BRIEF A —
Copy the entries word for word, starting at their first line and ending after the line that contains "data-point: [164, 681, 176, 694]", with that line included.

I think it's unreasonable to say:

   "Vulkan is hard - so it's not for the web"

There are perfectly capable graphics programmers working on complex
web-based applications who would greatly benefit from having it (I'm one
of them!).

We need game engines like Unity3D to more completely embrace the web - and
as those things transition to using Vulkan under the hood - we'll want
them to generate WebVulkan when you set the target to "Web".

For those who aren't so hard-core, people will make wrappers and
frameworks that are easier.  Also, WebGL isn't likely to "go away" anytime
soon...so that's always that option for those who prefer a gentler
learning curve.  WebGL hasn't obsoleted the canvas API despite a heavy
overlap in capabilities - and I don't think WebVulkan would obsolete WebGL

  -- Steve

Florian Bösch wrote:
> It has been a year since WebVulkan was last discussed on this mailing
> list,
> and I think, now that a specification of Vulkan is out, it's time to
> revisit this.

TASK INPUT —

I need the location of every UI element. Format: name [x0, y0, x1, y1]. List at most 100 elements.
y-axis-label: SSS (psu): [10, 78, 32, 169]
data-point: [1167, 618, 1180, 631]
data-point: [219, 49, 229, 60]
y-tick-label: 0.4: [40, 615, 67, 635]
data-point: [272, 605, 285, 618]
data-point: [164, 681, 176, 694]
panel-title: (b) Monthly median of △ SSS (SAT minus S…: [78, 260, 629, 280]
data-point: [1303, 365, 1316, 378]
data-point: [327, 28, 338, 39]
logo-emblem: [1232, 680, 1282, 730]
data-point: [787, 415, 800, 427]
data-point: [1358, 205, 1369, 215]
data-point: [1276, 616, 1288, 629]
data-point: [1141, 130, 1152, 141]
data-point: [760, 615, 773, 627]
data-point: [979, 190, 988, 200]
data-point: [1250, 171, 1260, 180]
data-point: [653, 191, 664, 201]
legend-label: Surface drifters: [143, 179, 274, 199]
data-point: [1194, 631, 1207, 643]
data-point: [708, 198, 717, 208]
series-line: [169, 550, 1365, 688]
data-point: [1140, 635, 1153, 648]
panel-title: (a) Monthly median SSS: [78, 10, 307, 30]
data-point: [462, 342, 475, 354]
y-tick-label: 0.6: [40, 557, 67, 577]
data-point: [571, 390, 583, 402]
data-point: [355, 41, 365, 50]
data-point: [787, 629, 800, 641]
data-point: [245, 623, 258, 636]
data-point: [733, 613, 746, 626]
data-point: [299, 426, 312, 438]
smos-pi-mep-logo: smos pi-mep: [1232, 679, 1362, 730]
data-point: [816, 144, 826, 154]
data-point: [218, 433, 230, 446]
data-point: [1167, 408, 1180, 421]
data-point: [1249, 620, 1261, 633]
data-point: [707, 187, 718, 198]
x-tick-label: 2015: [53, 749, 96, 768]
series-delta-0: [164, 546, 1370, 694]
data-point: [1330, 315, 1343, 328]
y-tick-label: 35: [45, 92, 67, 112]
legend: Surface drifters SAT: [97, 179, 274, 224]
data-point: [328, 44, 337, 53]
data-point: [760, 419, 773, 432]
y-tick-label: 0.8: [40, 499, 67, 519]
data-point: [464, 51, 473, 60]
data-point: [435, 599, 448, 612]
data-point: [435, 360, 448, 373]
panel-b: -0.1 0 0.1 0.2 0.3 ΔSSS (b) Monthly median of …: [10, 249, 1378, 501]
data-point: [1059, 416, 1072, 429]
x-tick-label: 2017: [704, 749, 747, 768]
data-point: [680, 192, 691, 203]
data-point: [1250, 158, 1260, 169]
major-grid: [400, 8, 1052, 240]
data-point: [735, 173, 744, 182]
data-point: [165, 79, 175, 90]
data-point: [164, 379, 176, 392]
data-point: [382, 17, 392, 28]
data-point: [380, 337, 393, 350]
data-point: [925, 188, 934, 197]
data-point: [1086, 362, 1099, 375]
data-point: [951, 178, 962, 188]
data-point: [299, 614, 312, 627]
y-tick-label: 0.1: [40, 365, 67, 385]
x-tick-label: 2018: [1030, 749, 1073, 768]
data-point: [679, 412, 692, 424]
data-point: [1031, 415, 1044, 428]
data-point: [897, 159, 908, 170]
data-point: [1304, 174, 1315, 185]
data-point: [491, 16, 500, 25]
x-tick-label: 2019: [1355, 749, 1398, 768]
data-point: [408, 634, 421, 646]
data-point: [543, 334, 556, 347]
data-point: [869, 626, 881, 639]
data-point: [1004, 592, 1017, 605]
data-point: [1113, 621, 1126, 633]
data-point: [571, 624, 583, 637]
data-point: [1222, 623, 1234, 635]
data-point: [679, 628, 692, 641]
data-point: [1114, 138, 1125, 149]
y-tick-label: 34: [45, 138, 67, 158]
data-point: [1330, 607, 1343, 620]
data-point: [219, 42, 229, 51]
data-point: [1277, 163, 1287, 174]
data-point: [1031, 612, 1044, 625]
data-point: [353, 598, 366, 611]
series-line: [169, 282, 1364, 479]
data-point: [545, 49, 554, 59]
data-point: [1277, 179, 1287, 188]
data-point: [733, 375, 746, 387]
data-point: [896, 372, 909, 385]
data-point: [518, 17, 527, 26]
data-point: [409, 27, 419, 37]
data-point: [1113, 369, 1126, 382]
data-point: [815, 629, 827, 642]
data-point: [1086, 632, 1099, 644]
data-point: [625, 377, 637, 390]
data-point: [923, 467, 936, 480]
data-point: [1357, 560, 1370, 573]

BRIEF B —
According to the message about WebVulkan, which API has WebGL not made obsolete?

ANSWER A —
I need the location of every UI element. Format: name [x0, y0, x1, y1]. List at most 100 elements.
y-axis-label: SSS (psu): [10, 78, 32, 169]
data-point: [1167, 618, 1180, 631]
data-point: [219, 49, 229, 60]
y-tick-label: 0.4: [40, 615, 67, 635]
data-point: [272, 605, 285, 618]
data-point: [164, 681, 176, 694]

ANSWER B —
The canvas API.